»»

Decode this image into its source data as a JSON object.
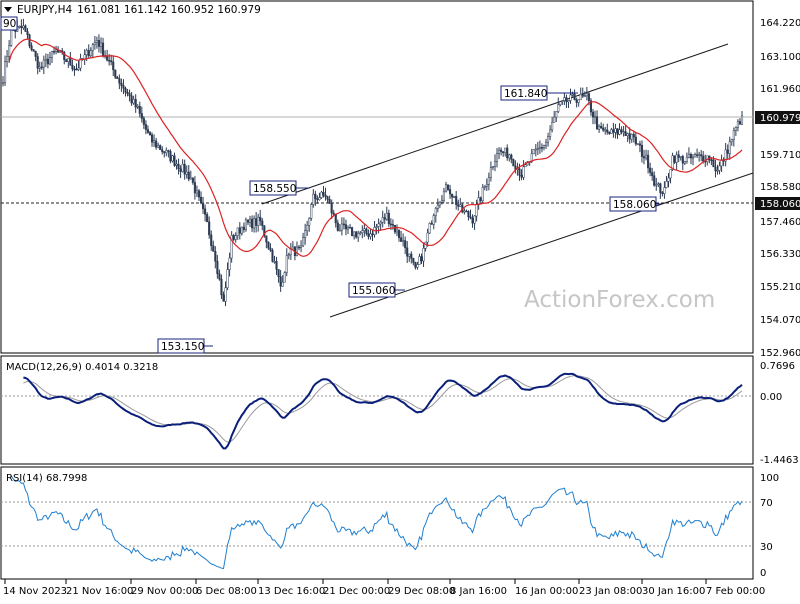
{
  "header": {
    "symbol": "EURJPY,H4",
    "ohlc": "161.081 161.142 160.952 160.979",
    "cut_label": "90"
  },
  "watermark": "ActionForex.com",
  "colors": {
    "candle": "#2b3a52",
    "ma": "#dd2222",
    "channel": "#1a1a1a",
    "macd": "#0a1f7a",
    "signal": "#9a9a9a",
    "rsi": "#1f7fd0",
    "label_box": "#1a237e",
    "price_tag_bg": "#111111"
  },
  "chart_data": [
    {
      "type": "candlestick",
      "pane": "price",
      "ylim": [
        152.96,
        164.23
      ],
      "yticks": [
        "164.220",
        "163.100",
        "161.960",
        "160.979",
        "159.710",
        "158.580",
        "158.060",
        "157.460",
        "156.330",
        "155.210",
        "154.070",
        "152.960"
      ],
      "xticks": [
        "14 Nov 2023",
        "21 Nov 16:00",
        "29 Nov 00:00",
        "6 Dec 08:00",
        "13 Dec 16:00",
        "21 Dec 00:00",
        "29 Dec 08:00",
        "8 Jan 16:00",
        "16 Jan 00:00",
        "23 Jan 08:00",
        "30 Jan 16:00",
        "7 Feb 00:00"
      ],
      "last_price": "160.979",
      "level_line": "158.060",
      "annotations": [
        "161.840",
        "158.550",
        "158.060",
        "155.060",
        "153.150"
      ],
      "closes_keypoints": [
        [
          0,
          162.3
        ],
        [
          4,
          163.9
        ],
        [
          10,
          164.0
        ],
        [
          18,
          162.6
        ],
        [
          26,
          163.2
        ],
        [
          36,
          162.6
        ],
        [
          46,
          163.6
        ],
        [
          56,
          162.3
        ],
        [
          66,
          161.2
        ],
        [
          72,
          160.2
        ],
        [
          82,
          159.6
        ],
        [
          92,
          158.9
        ],
        [
          100,
          157.3
        ],
        [
          104,
          156.2
        ],
        [
          108,
          154.6
        ],
        [
          112,
          156.8
        ],
        [
          118,
          157.3
        ],
        [
          126,
          157.4
        ],
        [
          132,
          156.2
        ],
        [
          136,
          155.2
        ],
        [
          140,
          156.4
        ],
        [
          146,
          156.4
        ],
        [
          152,
          158.2
        ],
        [
          158,
          158.3
        ],
        [
          164,
          157.2
        ],
        [
          172,
          157.0
        ],
        [
          180,
          157.0
        ],
        [
          188,
          157.6
        ],
        [
          196,
          156.7
        ],
        [
          202,
          155.7
        ],
        [
          206,
          156.4
        ],
        [
          212,
          158.0
        ],
        [
          218,
          158.6
        ],
        [
          224,
          157.8
        ],
        [
          230,
          157.5
        ],
        [
          236,
          158.6
        ],
        [
          242,
          159.8
        ],
        [
          248,
          159.7
        ],
        [
          254,
          159.0
        ],
        [
          260,
          159.7
        ],
        [
          266,
          160.1
        ],
        [
          272,
          161.3
        ],
        [
          276,
          161.5
        ],
        [
          280,
          161.6
        ],
        [
          286,
          161.6
        ],
        [
          292,
          160.5
        ],
        [
          298,
          160.4
        ],
        [
          304,
          160.5
        ],
        [
          310,
          160.1
        ],
        [
          316,
          159.4
        ],
        [
          320,
          158.6
        ],
        [
          324,
          158.4
        ],
        [
          328,
          159.6
        ],
        [
          334,
          159.5
        ],
        [
          340,
          159.6
        ],
        [
          346,
          159.6
        ],
        [
          350,
          159.1
        ],
        [
          354,
          159.7
        ],
        [
          358,
          160.4
        ],
        [
          362,
          161.0
        ]
      ]
    },
    {
      "type": "line",
      "pane": "macd",
      "title": "MACD(12,26,9) 0.4014 0.3218",
      "yticks": [
        "0.7696",
        "0.00",
        "-1.4463"
      ],
      "ylim": [
        -1.5,
        0.85
      ]
    },
    {
      "type": "line",
      "pane": "rsi",
      "title": "RSI(14) 68.7998",
      "yticks": [
        "100",
        "70",
        "30",
        "0"
      ],
      "ylim": [
        0,
        100
      ]
    }
  ]
}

««

**Requirement**
Write out all the entries word for word, but skip any images.

**Reply to the exercise**
Decode this image into its source data as a JSON object.
{
  "header": {
    "symbol": "EURJPY,H4",
    "ohlc": "161.081 161.142 160.952 160.979",
    "cut_label": "90"
  },
  "watermark": "ActionForex.com",
  "colors": {
    "candle": "#2b3a52",
    "ma": "#dd2222",
    "channel": "#1a1a1a",
    "macd": "#0a1f7a",
    "signal": "#9a9a9a",
    "rsi": "#1f7fd0",
    "label_box": "#1a237e",
    "price_tag_bg": "#111111"
  },
  "chart_data": [
    {
      "type": "candlestick",
      "pane": "price",
      "ylim": [
        152.96,
        164.23
      ],
      "yticks": [
        "164.220",
        "163.100",
        "161.960",
        "160.979",
        "159.710",
        "158.580",
        "158.060",
        "157.460",
        "156.330",
        "155.210",
        "154.070",
        "152.960"
      ],
      "xticks": [
        "14 Nov 2023",
        "21 Nov 16:00",
        "29 Nov 00:00",
        "6 Dec 08:00",
        "13 Dec 16:00",
        "21 Dec 00:00",
        "29 Dec 08:00",
        "8 Jan 16:00",
        "16 Jan 00:00",
        "23 Jan 08:00",
        "30 Jan 16:00",
        "7 Feb 00:00"
      ],
      "last_price": "160.979",
      "level_line": "158.060",
      "annotations": [
        "161.840",
        "158.550",
        "158.060",
        "155.060",
        "153.150"
      ],
      "closes_keypoints": [
        [
          0,
          162.3
        ],
        [
          4,
          163.9
        ],
        [
          10,
          164.0
        ],
        [
          18,
          162.6
        ],
        [
          26,
          163.2
        ],
        [
          36,
          162.6
        ],
        [
          46,
          163.6
        ],
        [
          56,
          162.3
        ],
        [
          66,
          161.2
        ],
        [
          72,
          160.2
        ],
        [
          82,
          159.6
        ],
        [
          92,
          158.9
        ],
        [
          100,
          157.3
        ],
        [
          104,
          156.2
        ],
        [
          108,
          154.6
        ],
        [
          112,
          156.8
        ],
        [
          118,
          157.3
        ],
        [
          126,
          157.4
        ],
        [
          132,
          156.2
        ],
        [
          136,
          155.2
        ],
        [
          140,
          156.4
        ],
        [
          146,
          156.4
        ],
        [
          152,
          158.2
        ],
        [
          158,
          158.3
        ],
        [
          164,
          157.2
        ],
        [
          172,
          157.0
        ],
        [
          180,
          157.0
        ],
        [
          188,
          157.6
        ],
        [
          196,
          156.7
        ],
        [
          202,
          155.7
        ],
        [
          206,
          156.4
        ],
        [
          212,
          158.0
        ],
        [
          218,
          158.6
        ],
        [
          224,
          157.8
        ],
        [
          230,
          157.5
        ],
        [
          236,
          158.6
        ],
        [
          242,
          159.8
        ],
        [
          248,
          159.7
        ],
        [
          254,
          159.0
        ],
        [
          260,
          159.7
        ],
        [
          266,
          160.1
        ],
        [
          272,
          161.3
        ],
        [
          276,
          161.5
        ],
        [
          280,
          161.6
        ],
        [
          286,
          161.6
        ],
        [
          292,
          160.5
        ],
        [
          298,
          160.4
        ],
        [
          304,
          160.5
        ],
        [
          310,
          160.1
        ],
        [
          316,
          159.4
        ],
        [
          320,
          158.6
        ],
        [
          324,
          158.4
        ],
        [
          328,
          159.6
        ],
        [
          334,
          159.5
        ],
        [
          340,
          159.6
        ],
        [
          346,
          159.6
        ],
        [
          350,
          159.1
        ],
        [
          354,
          159.7
        ],
        [
          358,
          160.4
        ],
        [
          362,
          161.0
        ]
      ]
    },
    {
      "type": "line",
      "pane": "macd",
      "title": "MACD(12,26,9) 0.4014 0.3218",
      "yticks": [
        "0.7696",
        "0.00",
        "-1.4463"
      ],
      "ylim": [
        -1.5,
        0.85
      ]
    },
    {
      "type": "line",
      "pane": "rsi",
      "title": "RSI(14) 68.7998",
      "yticks": [
        "100",
        "70",
        "30",
        "0"
      ],
      "ylim": [
        0,
        100
      ]
    }
  ]
}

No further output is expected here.